# [ENTRIES]
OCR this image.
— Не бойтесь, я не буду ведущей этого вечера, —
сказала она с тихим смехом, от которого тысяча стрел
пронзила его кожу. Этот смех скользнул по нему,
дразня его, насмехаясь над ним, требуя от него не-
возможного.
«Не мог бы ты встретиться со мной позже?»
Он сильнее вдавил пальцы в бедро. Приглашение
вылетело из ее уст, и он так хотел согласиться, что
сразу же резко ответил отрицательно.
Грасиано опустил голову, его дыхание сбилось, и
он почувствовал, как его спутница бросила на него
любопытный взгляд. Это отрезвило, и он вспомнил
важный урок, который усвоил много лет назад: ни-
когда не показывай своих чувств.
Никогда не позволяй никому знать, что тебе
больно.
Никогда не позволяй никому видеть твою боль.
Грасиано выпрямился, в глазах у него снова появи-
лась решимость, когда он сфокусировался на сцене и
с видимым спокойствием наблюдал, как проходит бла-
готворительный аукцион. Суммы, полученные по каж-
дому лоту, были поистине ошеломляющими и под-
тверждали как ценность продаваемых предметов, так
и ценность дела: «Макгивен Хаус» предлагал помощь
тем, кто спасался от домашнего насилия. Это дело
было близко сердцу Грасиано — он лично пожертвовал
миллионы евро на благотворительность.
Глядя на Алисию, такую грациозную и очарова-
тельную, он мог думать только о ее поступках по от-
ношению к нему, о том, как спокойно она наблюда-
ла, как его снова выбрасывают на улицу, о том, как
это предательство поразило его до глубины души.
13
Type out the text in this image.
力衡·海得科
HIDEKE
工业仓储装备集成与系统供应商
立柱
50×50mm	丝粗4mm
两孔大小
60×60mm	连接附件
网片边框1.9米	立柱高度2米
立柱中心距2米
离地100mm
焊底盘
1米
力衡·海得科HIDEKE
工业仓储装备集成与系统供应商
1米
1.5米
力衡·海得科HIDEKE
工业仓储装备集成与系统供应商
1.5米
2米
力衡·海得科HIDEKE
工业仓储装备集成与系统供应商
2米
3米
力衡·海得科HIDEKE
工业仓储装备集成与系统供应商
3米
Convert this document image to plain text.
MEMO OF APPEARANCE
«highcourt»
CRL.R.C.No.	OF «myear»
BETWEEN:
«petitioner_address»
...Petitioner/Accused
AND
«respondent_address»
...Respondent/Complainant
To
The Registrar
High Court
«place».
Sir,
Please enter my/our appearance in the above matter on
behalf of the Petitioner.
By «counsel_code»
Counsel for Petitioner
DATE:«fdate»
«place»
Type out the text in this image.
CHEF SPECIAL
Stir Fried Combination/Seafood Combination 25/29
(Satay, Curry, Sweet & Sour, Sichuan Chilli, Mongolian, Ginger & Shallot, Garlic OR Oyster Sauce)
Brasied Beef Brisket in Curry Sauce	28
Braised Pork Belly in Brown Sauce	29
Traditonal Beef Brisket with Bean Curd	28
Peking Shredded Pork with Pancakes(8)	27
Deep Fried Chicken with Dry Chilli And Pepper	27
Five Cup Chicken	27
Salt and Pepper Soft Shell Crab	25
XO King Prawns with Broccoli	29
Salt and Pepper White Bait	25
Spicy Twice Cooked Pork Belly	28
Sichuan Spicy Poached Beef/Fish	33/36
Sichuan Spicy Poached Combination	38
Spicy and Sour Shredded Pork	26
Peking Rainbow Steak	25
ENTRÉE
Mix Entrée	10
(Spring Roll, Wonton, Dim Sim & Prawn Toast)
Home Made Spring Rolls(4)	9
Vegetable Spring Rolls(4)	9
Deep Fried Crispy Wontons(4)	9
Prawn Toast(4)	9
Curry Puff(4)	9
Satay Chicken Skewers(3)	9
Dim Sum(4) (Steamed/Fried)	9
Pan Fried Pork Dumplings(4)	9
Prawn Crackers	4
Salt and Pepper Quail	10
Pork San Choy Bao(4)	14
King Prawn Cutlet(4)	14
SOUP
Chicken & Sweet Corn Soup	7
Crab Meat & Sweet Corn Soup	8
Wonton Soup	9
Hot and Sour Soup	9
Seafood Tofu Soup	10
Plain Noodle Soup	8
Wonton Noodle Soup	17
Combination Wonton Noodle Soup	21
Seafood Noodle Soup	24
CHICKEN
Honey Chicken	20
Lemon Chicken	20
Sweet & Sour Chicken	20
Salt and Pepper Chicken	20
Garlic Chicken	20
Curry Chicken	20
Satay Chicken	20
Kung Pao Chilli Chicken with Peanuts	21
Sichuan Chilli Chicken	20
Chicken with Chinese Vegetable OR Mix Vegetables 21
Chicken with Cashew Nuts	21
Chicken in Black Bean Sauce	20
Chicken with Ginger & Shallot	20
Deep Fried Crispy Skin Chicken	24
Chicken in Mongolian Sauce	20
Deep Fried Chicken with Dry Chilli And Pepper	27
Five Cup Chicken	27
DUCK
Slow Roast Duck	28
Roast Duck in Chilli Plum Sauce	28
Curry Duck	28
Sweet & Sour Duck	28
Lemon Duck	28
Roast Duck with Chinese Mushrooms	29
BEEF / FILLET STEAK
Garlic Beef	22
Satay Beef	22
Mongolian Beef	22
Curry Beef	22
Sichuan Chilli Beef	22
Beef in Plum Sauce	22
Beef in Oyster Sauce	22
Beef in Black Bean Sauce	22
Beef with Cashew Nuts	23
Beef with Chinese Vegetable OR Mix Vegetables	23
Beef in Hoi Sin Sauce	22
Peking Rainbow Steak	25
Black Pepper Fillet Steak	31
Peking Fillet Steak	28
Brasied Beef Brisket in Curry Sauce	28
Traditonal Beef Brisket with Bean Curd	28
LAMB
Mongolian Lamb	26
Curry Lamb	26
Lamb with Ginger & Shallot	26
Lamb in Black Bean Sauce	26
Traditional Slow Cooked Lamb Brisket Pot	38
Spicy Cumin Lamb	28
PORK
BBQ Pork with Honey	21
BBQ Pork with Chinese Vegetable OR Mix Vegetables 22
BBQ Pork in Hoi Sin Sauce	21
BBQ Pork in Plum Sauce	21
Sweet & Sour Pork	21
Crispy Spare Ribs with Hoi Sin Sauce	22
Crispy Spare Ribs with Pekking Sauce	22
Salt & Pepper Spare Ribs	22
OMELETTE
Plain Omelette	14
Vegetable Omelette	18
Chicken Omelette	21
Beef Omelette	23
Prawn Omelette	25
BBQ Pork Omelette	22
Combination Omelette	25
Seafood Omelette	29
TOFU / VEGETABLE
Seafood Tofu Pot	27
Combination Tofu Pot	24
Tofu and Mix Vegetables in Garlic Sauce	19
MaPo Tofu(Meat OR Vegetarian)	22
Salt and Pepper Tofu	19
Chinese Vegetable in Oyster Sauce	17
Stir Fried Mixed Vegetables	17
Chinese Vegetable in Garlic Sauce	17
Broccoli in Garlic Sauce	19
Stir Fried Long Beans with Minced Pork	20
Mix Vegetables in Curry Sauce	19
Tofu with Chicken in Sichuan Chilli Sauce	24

# [WHAT YOU NEED TO DO]
Only a number is expected here: the count of lines in the listing that hold the string "Ribs".

# [RESPONSE BELOW]
3